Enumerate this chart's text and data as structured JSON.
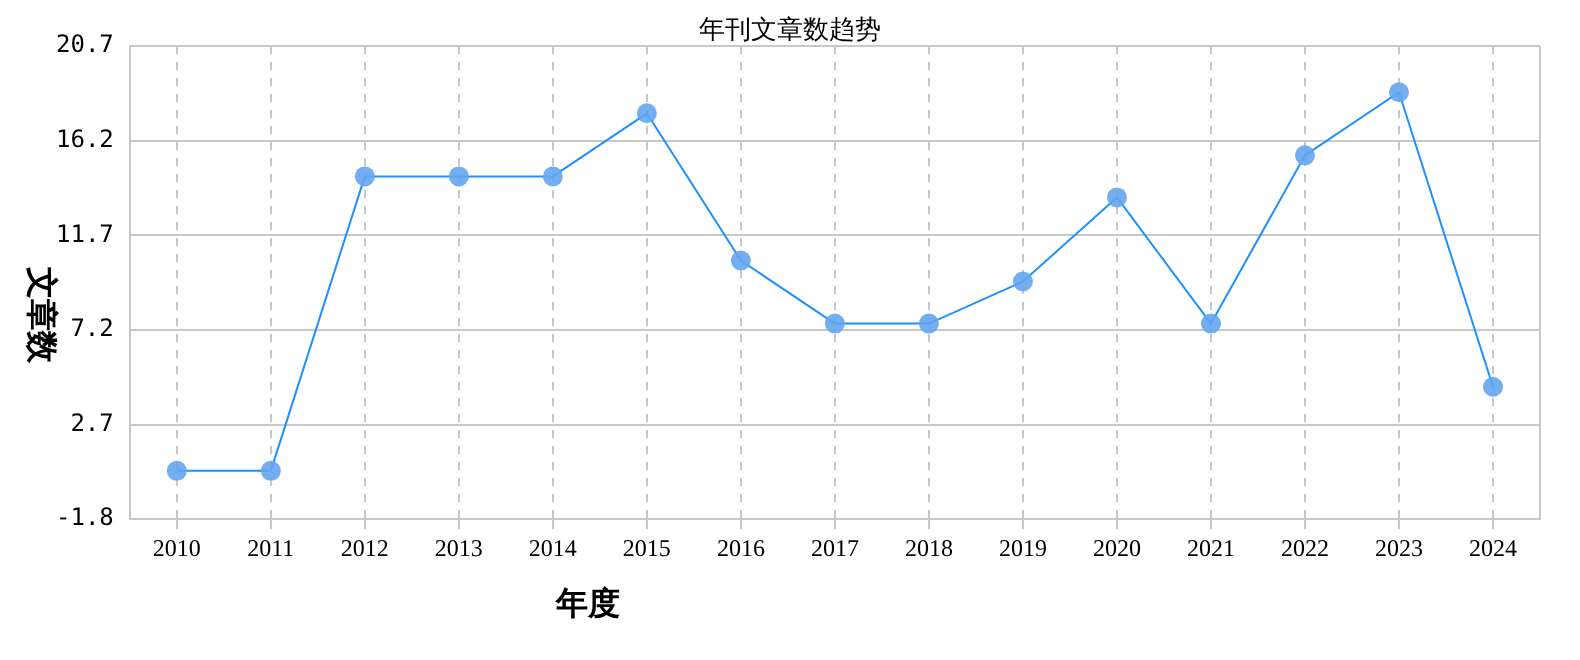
{
  "chart_data": {
    "type": "line",
    "title": "年刊文章数趋势",
    "xlabel": "年度",
    "ylabel": "文章数",
    "categories": [
      "2010",
      "2011",
      "2012",
      "2013",
      "2014",
      "2015",
      "2016",
      "2017",
      "2018",
      "2019",
      "2020",
      "2021",
      "2022",
      "2023",
      "2024"
    ],
    "series": [
      {
        "color": "#1e90ff",
        "values": [
          0.5,
          0.5,
          14.5,
          14.5,
          14.5,
          17.5,
          10.5,
          7.5,
          7.5,
          9.5,
          13.5,
          7.5,
          15.5,
          18.5,
          4.5
        ]
      }
    ],
    "ylim": [
      -1.8,
      20.7
    ],
    "yticks": [
      -1.8,
      2.7,
      7.2,
      11.7,
      16.2,
      20.7
    ],
    "grid": true,
    "marker": "circle",
    "legend": false
  }
}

# # # # # # #

WHAT IS NEEDED
Exclude the pictures and transcribe all of the entries exactly.

THE RESULT
Enumerate this chart's text and data as structured JSON.
{
  "chart_data": {
    "type": "line",
    "title": "年刊文章数趋势",
    "xlabel": "年度",
    "ylabel": "文章数",
    "categories": [
      "2010",
      "2011",
      "2012",
      "2013",
      "2014",
      "2015",
      "2016",
      "2017",
      "2018",
      "2019",
      "2020",
      "2021",
      "2022",
      "2023",
      "2024"
    ],
    "series": [
      {
        "color": "#1e90ff",
        "values": [
          0.5,
          0.5,
          14.5,
          14.5,
          14.5,
          17.5,
          10.5,
          7.5,
          7.5,
          9.5,
          13.5,
          7.5,
          15.5,
          18.5,
          4.5
        ]
      }
    ],
    "ylim": [
      -1.8,
      20.7
    ],
    "yticks": [
      -1.8,
      2.7,
      7.2,
      11.7,
      16.2,
      20.7
    ],
    "grid": true,
    "marker": "circle",
    "legend": false
  }
}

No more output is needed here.